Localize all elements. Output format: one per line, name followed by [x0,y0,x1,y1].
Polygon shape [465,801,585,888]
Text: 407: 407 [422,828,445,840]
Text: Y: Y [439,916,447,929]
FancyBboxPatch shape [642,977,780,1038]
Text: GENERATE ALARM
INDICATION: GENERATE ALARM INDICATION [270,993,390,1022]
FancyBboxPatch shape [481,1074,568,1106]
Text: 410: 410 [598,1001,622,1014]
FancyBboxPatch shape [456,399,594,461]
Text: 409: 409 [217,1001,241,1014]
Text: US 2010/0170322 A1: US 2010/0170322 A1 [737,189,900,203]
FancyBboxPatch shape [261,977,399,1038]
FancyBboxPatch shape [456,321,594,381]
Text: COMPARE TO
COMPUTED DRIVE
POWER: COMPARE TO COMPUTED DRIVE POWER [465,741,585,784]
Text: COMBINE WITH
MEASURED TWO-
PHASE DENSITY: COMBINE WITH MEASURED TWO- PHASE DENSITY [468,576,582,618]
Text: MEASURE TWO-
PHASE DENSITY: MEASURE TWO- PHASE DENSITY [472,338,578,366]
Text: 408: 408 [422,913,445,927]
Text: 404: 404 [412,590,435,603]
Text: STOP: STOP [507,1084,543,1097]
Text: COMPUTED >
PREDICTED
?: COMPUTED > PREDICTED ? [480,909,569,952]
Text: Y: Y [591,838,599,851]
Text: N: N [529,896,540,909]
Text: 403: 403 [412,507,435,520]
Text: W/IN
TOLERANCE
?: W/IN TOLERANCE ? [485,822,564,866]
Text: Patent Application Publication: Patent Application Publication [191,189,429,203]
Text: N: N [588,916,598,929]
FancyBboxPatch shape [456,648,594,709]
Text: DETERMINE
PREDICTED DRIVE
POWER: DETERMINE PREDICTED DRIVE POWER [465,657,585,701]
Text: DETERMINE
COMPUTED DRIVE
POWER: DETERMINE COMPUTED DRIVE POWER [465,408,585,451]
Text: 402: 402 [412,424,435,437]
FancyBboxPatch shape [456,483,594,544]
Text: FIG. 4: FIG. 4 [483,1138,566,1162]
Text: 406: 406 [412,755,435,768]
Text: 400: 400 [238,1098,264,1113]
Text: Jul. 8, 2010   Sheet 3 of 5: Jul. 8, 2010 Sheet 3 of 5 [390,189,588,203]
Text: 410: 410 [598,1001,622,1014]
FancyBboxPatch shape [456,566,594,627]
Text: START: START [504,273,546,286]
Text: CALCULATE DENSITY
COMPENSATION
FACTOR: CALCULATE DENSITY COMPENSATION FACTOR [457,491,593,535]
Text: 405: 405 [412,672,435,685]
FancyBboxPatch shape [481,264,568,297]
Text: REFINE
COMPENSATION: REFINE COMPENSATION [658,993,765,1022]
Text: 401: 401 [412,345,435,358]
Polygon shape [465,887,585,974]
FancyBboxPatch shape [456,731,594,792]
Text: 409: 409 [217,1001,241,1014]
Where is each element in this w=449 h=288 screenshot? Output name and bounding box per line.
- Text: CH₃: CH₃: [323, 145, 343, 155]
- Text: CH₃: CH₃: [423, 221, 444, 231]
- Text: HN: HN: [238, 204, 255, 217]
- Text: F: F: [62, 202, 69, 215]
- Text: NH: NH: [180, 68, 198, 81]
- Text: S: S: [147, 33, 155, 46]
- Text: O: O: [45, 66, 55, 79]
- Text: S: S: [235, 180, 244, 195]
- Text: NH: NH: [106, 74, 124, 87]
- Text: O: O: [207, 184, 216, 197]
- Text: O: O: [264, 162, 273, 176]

····················

Rewrite the listing from its first line through the line containing "Text: N: N [588,916,598,929]", swapping "TOLERANCE" for "THRESHOLD" and leaving everything else as it is.

#### [Answer to this task]
Localize all elements. Output format: one per line, name followed by [x0,y0,x1,y1].
Polygon shape [465,801,585,888]
Text: 407: 407 [422,828,445,840]
Text: Y: Y [439,916,447,929]
FancyBboxPatch shape [642,977,780,1038]
Text: GENERATE ALARM
INDICATION: GENERATE ALARM INDICATION [270,993,390,1022]
FancyBboxPatch shape [481,1074,568,1106]
Text: 410: 410 [598,1001,622,1014]
FancyBboxPatch shape [456,399,594,461]
Text: 409: 409 [217,1001,241,1014]
Text: US 2010/0170322 A1: US 2010/0170322 A1 [737,189,900,203]
FancyBboxPatch shape [261,977,399,1038]
FancyBboxPatch shape [456,321,594,381]
Text: COMPARE TO
COMPUTED DRIVE
POWER: COMPARE TO COMPUTED DRIVE POWER [465,741,585,784]
Text: COMBINE WITH
MEASURED TWO-
PHASE DENSITY: COMBINE WITH MEASURED TWO- PHASE DENSITY [468,576,582,618]
Text: MEASURE TWO-
PHASE DENSITY: MEASURE TWO- PHASE DENSITY [472,338,578,366]
Text: 408: 408 [422,913,445,927]
Text: 404: 404 [412,590,435,603]
Text: STOP: STOP [507,1084,543,1097]
Text: COMPUTED >
PREDICTED
?: COMPUTED > PREDICTED ? [480,909,569,952]
Text: Y: Y [591,838,599,851]
Text: N: N [529,896,540,909]
Text: 403: 403 [412,507,435,520]
Text: W/IN
THRESHOLD
?: W/IN THRESHOLD ? [485,822,564,866]
Text: Patent Application Publication: Patent Application Publication [191,189,429,203]
Text: N: N [588,916,598,929]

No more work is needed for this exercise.